**Objective:** Output the entries verbatim, including every line.

**Exercise materials:**
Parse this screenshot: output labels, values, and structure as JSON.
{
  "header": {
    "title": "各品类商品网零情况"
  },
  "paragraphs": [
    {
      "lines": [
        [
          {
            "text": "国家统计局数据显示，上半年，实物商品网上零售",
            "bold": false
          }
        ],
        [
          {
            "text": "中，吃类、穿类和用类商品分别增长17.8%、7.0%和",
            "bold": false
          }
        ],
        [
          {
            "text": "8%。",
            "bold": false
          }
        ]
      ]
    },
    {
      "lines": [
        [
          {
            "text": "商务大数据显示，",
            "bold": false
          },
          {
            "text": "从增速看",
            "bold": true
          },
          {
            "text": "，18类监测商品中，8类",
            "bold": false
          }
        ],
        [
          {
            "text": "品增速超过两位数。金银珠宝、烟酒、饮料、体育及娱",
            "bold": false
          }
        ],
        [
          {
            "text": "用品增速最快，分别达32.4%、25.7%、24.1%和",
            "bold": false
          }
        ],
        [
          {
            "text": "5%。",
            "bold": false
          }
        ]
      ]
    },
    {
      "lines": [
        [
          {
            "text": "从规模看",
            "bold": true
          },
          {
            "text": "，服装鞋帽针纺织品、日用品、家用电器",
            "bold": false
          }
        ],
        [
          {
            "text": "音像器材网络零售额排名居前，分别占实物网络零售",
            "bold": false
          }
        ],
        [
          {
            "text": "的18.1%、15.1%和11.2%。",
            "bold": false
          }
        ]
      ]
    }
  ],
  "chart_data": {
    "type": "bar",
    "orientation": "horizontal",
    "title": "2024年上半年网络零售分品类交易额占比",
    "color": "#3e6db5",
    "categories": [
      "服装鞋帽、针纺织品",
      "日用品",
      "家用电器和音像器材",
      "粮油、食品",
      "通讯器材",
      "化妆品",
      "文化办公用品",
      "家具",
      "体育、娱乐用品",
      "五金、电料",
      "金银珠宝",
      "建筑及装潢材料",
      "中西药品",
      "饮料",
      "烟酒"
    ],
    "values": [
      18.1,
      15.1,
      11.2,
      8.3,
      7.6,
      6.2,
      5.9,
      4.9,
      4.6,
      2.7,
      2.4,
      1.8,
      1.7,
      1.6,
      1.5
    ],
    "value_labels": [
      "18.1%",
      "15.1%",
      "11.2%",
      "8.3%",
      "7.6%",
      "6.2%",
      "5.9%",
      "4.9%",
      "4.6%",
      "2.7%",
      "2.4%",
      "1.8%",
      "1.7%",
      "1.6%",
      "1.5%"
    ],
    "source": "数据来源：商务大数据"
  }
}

**Finished task:**
Parse this screenshot: output labels, values, and structure as JSON.
{
  "header": {
    "title": "各品类商品网零情况"
  },
  "paragraphs": [
    {
      "lines": [
        [
          {
            "text": "国家统计局数据显示，上半年，实物商品网上零售",
            "bold": false
          }
        ],
        [
          {
            "text": "中，吃类、穿类和用类商品分别增长17.8%、7.0%和",
            "bold": false
          }
        ],
        [
          {
            "text": "8%。",
            "bold": false
          }
        ]
      ]
    },
    {
      "lines": [
        [
          {
            "text": "商务大数据显示，",
            "bold": false
          },
          {
            "text": "从增速看",
            "bold": true
          },
          {
            "text": "，18类监测商品中，8类",
            "bold": false
          }
        ],
        [
          {
            "text": "品增速超过两位数。金银珠宝、烟酒、饮料、体育及娱",
            "bold": false
          }
        ],
        [
          {
            "text": "用品增速最快，分别达32.4%、25.7%、24.1%和",
            "bold": false
          }
        ],
        [
          {
            "text": "5%。",
            "bold": false
          }
        ]
      ]
    },
    {
      "lines": [
        [
          {
            "text": "从规模看",
            "bold": true
          },
          {
            "text": "，服装鞋帽针纺织品、日用品、家用电器",
            "bold": false
          }
        ],
        [
          {
            "text": "音像器材网络零售额排名居前，分别占实物网络零售",
            "bold": false
          }
        ],
        [
          {
            "text": "的18.1%、15.1%和11.2%。",
            "bold": false
          }
        ]
      ]
    }
  ],
  "chart_data": {
    "type": "bar",
    "orientation": "horizontal",
    "title": "2024年上半年网络零售分品类交易额占比",
    "color": "#3e6db5",
    "categories": [
      "服装鞋帽、针纺织品",
      "日用品",
      "家用电器和音像器材",
      "粮油、食品",
      "通讯器材",
      "化妆品",
      "文化办公用品",
      "家具",
      "体育、娱乐用品",
      "五金、电料",
      "金银珠宝",
      "建筑及装潢材料",
      "中西药品",
      "饮料",
      "烟酒"
    ],
    "values": [
      18.1,
      15.1,
      11.2,
      8.3,
      7.6,
      6.2,
      5.9,
      4.9,
      4.6,
      2.7,
      2.4,
      1.8,
      1.7,
      1.6,
      1.5
    ],
    "value_labels": [
      "18.1%",
      "15.1%",
      "11.2%",
      "8.3%",
      "7.6%",
      "6.2%",
      "5.9%",
      "4.9%",
      "4.6%",
      "2.7%",
      "2.4%",
      "1.8%",
      "1.7%",
      "1.6%",
      "1.5%"
    ],
    "source": "数据来源：商务大数据"
  }
}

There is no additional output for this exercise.